> [YOUR GOAL] Transcribe the listing that follows in full, omitting pictures.

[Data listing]
——————

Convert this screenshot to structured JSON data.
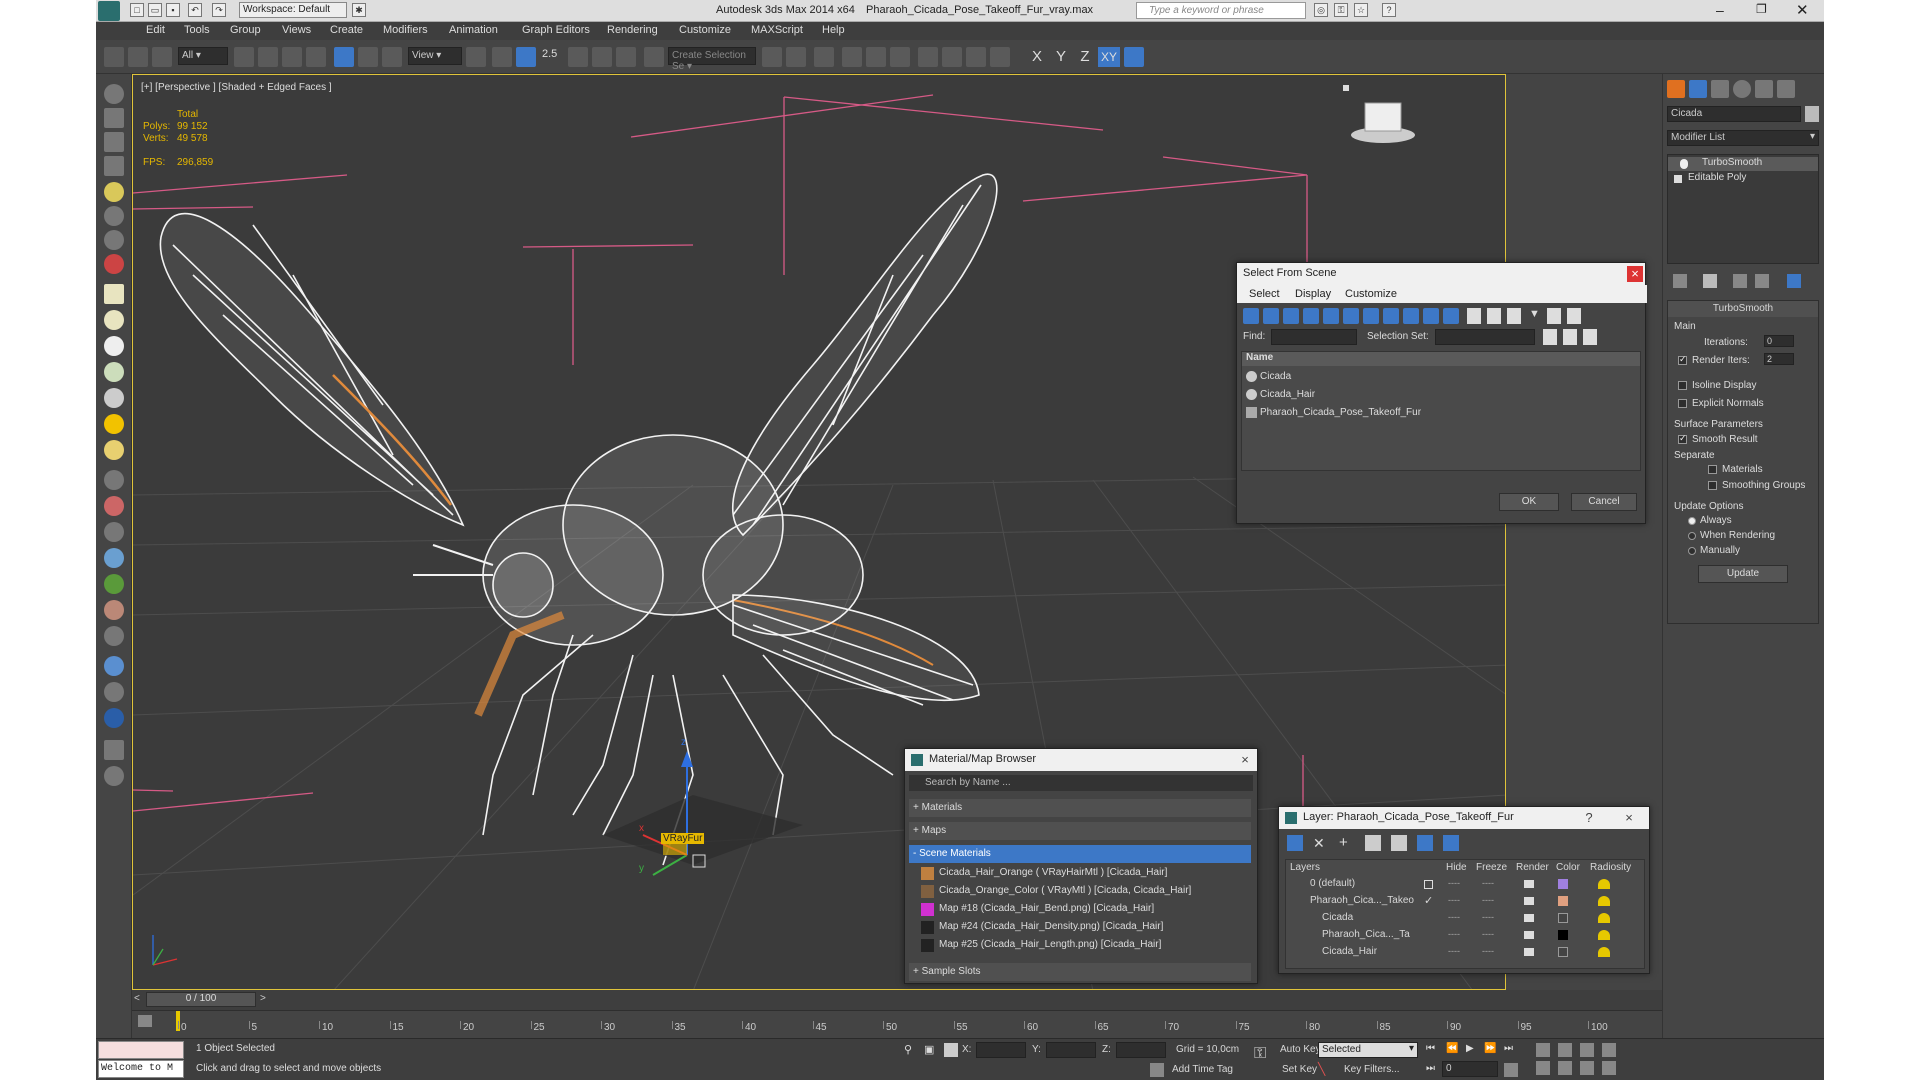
{
  "window": {
    "workspace": "Workspace: Default",
    "title": "Autodesk 3ds Max  2014 x64",
    "file": "Pharaoh_Cicada_Pose_Takeoff_Fur_vray.max",
    "search_placeholder": "Type a keyword or phrase"
  },
  "menu": [
    "Edit",
    "Tools",
    "Group",
    "Views",
    "Create",
    "Modifiers",
    "Animation",
    "Graph Editors",
    "Rendering",
    "Customize",
    "MAXScript",
    "Help"
  ],
  "toolbar": {
    "filter": "All",
    "refcoord": "View",
    "snap_angle": "2.5",
    "named_sel": "Create Selection Se",
    "axes": [
      "X",
      "Y",
      "Z",
      "XY"
    ]
  },
  "viewport": {
    "label": "[+] [Perspective ] [Shaded + Edged Faces ]",
    "stats_total": "Total",
    "polys_label": "Polys:",
    "polys": "99 152",
    "verts_label": "Verts:",
    "verts": "49 578",
    "fps_label": "FPS:",
    "fps": "296,859",
    "gizmo_label": "VRayFur",
    "axis_x": "x",
    "axis_y": "y",
    "axis_z": "z"
  },
  "command_panel": {
    "object_name": "Cicada",
    "modifier_list": "Modifier List",
    "stack": [
      "TurboSmooth",
      "Editable Poly"
    ],
    "rollout": "TurboSmooth",
    "main": "Main",
    "iterations_label": "Iterations:",
    "iterations": "0",
    "render_iters_label": "Render Iters:",
    "render_iters": "2",
    "isoline": "Isoline Display",
    "explicit": "Explicit Normals",
    "surface": "Surface Parameters",
    "smooth_result": "Smooth Result",
    "separate": "Separate",
    "materials": "Materials",
    "smoothing_groups": "Smoothing Groups",
    "update_options": "Update Options",
    "always": "Always",
    "when_rendering": "When Rendering",
    "manually": "Manually",
    "update": "Update"
  },
  "select_dialog": {
    "title": "Select From Scene",
    "menu": [
      "Select",
      "Display",
      "Customize"
    ],
    "find_label": "Find:",
    "selset_label": "Selection Set:",
    "column": "Name",
    "items": [
      "Cicada",
      "Cicada_Hair",
      "Pharaoh_Cicada_Pose_Takeoff_Fur"
    ],
    "ok": "OK",
    "cancel": "Cancel"
  },
  "material_browser": {
    "title": "Material/Map Browser",
    "search_placeholder": "Search by Name ...",
    "groups": [
      "+ Materials",
      "+ Maps",
      "- Scene Materials"
    ],
    "items": [
      "Cicada_Hair_Orange  ( VRayHairMtl ) [Cicada_Hair]",
      "Cicada_Orange_Color  ( VRayMtl ) [Cicada, Cicada_Hair]",
      "Map #18 (Cicada_Hair_Bend.png) [Cicada_Hair]",
      "Map #24 (Cicada_Hair_Density.png) [Cicada_Hair]",
      "Map #25 (Cicada_Hair_Length.png) [Cicada_Hair]"
    ],
    "sample_slots": "+ Sample Slots"
  },
  "layer_dialog": {
    "title": "Layer: Pharaoh_Cicada_Pose_Takeoff_Fur",
    "help": "?",
    "columns": [
      "Layers",
      "Hide",
      "Freeze",
      "Render",
      "Color",
      "Radiosity"
    ],
    "rows": [
      "0 (default)",
      "Pharaoh_Cica..._Takeo",
      "Cicada",
      "Pharaoh_Cica..._Ta",
      "Cicada_Hair"
    ],
    "dots": "----",
    "swatches": [
      "#a080e0",
      "#e0a080",
      "#444444",
      "#000000",
      "#444444"
    ]
  },
  "timeline": {
    "frame": "0 / 100",
    "ticks": [
      "0",
      "5",
      "10",
      "15",
      "20",
      "25",
      "30",
      "35",
      "40",
      "45",
      "50",
      "55",
      "60",
      "65",
      "70",
      "75",
      "80",
      "85",
      "90",
      "95",
      "100"
    ]
  },
  "status": {
    "maxscript": "Welcome to M",
    "selected": "1 Object Selected",
    "prompt": "Click and drag to select and move objects",
    "x_label": "X:",
    "y_label": "Y:",
    "z_label": "Z:",
    "grid": "Grid = 10,0cm",
    "add_time_tag": "Add Time Tag",
    "auto_key": "Auto Key",
    "set_key": "Set Key",
    "selected_mode": "Selected",
    "key_filters": "Key Filters...",
    "frame_field": "0"
  },
  "colors": {
    "wireframe": "#f2f2f2",
    "orange": "#e08a3c",
    "grid_pink": "#d65a86",
    "highlight": "#3d78c7",
    "stats": "#e6b800"
  }
}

——————

> [RESPONSE TO THIS EXERCISE]
Convert this screenshot to structured JSON data.
{
  "window": {
    "workspace": "Workspace: Default",
    "title": "Autodesk 3ds Max  2014 x64",
    "file": "Pharaoh_Cicada_Pose_Takeoff_Fur_vray.max",
    "search_placeholder": "Type a keyword or phrase"
  },
  "menu": [
    "Edit",
    "Tools",
    "Group",
    "Views",
    "Create",
    "Modifiers",
    "Animation",
    "Graph Editors",
    "Rendering",
    "Customize",
    "MAXScript",
    "Help"
  ],
  "toolbar": {
    "filter": "All",
    "refcoord": "View",
    "snap_angle": "2.5",
    "named_sel": "Create Selection Se",
    "axes": [
      "X",
      "Y",
      "Z",
      "XY"
    ]
  },
  "viewport": {
    "label": "[+] [Perspective ] [Shaded + Edged Faces ]",
    "stats_total": "Total",
    "polys_label": "Polys:",
    "polys": "99 152",
    "verts_label": "Verts:",
    "verts": "49 578",
    "fps_label": "FPS:",
    "fps": "296,859",
    "gizmo_label": "VRayFur",
    "axis_x": "x",
    "axis_y": "y",
    "axis_z": "z"
  },
  "command_panel": {
    "object_name": "Cicada",
    "modifier_list": "Modifier List",
    "stack": [
      "TurboSmooth",
      "Editable Poly"
    ],
    "rollout": "TurboSmooth",
    "main": "Main",
    "iterations_label": "Iterations:",
    "iterations": "0",
    "render_iters_label": "Render Iters:",
    "render_iters": "2",
    "isoline": "Isoline Display",
    "explicit": "Explicit Normals",
    "surface": "Surface Parameters",
    "smooth_result": "Smooth Result",
    "separate": "Separate",
    "materials": "Materials",
    "smoothing_groups": "Smoothing Groups",
    "update_options": "Update Options",
    "always": "Always",
    "when_rendering": "When Rendering",
    "manually": "Manually",
    "update": "Update"
  },
  "select_dialog": {
    "title": "Select From Scene",
    "menu": [
      "Select",
      "Display",
      "Customize"
    ],
    "find_label": "Find:",
    "selset_label": "Selection Set:",
    "column": "Name",
    "items": [
      "Cicada",
      "Cicada_Hair",
      "Pharaoh_Cicada_Pose_Takeoff_Fur"
    ],
    "ok": "OK",
    "cancel": "Cancel"
  },
  "material_browser": {
    "title": "Material/Map Browser",
    "search_placeholder": "Search by Name ...",
    "groups": [
      "+ Materials",
      "+ Maps",
      "- Scene Materials"
    ],
    "items": [
      "Cicada_Hair_Orange  ( VRayHairMtl ) [Cicada_Hair]",
      "Cicada_Orange_Color  ( VRayMtl ) [Cicada, Cicada_Hair]",
      "Map #18 (Cicada_Hair_Bend.png) [Cicada_Hair]",
      "Map #24 (Cicada_Hair_Density.png) [Cicada_Hair]",
      "Map #25 (Cicada_Hair_Length.png) [Cicada_Hair]"
    ],
    "sample_slots": "+ Sample Slots"
  },
  "layer_dialog": {
    "title": "Layer: Pharaoh_Cicada_Pose_Takeoff_Fur",
    "help": "?",
    "columns": [
      "Layers",
      "Hide",
      "Freeze",
      "Render",
      "Color",
      "Radiosity"
    ],
    "rows": [
      "0 (default)",
      "Pharaoh_Cica..._Takeo",
      "Cicada",
      "Pharaoh_Cica..._Ta",
      "Cicada_Hair"
    ],
    "dots": "----",
    "swatches": [
      "#a080e0",
      "#e0a080",
      "#444444",
      "#000000",
      "#444444"
    ]
  },
  "timeline": {
    "frame": "0 / 100",
    "ticks": [
      "0",
      "5",
      "10",
      "15",
      "20",
      "25",
      "30",
      "35",
      "40",
      "45",
      "50",
      "55",
      "60",
      "65",
      "70",
      "75",
      "80",
      "85",
      "90",
      "95",
      "100"
    ]
  },
  "status": {
    "maxscript": "Welcome to M",
    "selected": "1 Object Selected",
    "prompt": "Click and drag to select and move objects",
    "x_label": "X:",
    "y_label": "Y:",
    "z_label": "Z:",
    "grid": "Grid = 10,0cm",
    "add_time_tag": "Add Time Tag",
    "auto_key": "Auto Key",
    "set_key": "Set Key",
    "selected_mode": "Selected",
    "key_filters": "Key Filters...",
    "frame_field": "0"
  },
  "colors": {
    "wireframe": "#f2f2f2",
    "orange": "#e08a3c",
    "grid_pink": "#d65a86",
    "highlight": "#3d78c7",
    "stats": "#e6b800"
  }
}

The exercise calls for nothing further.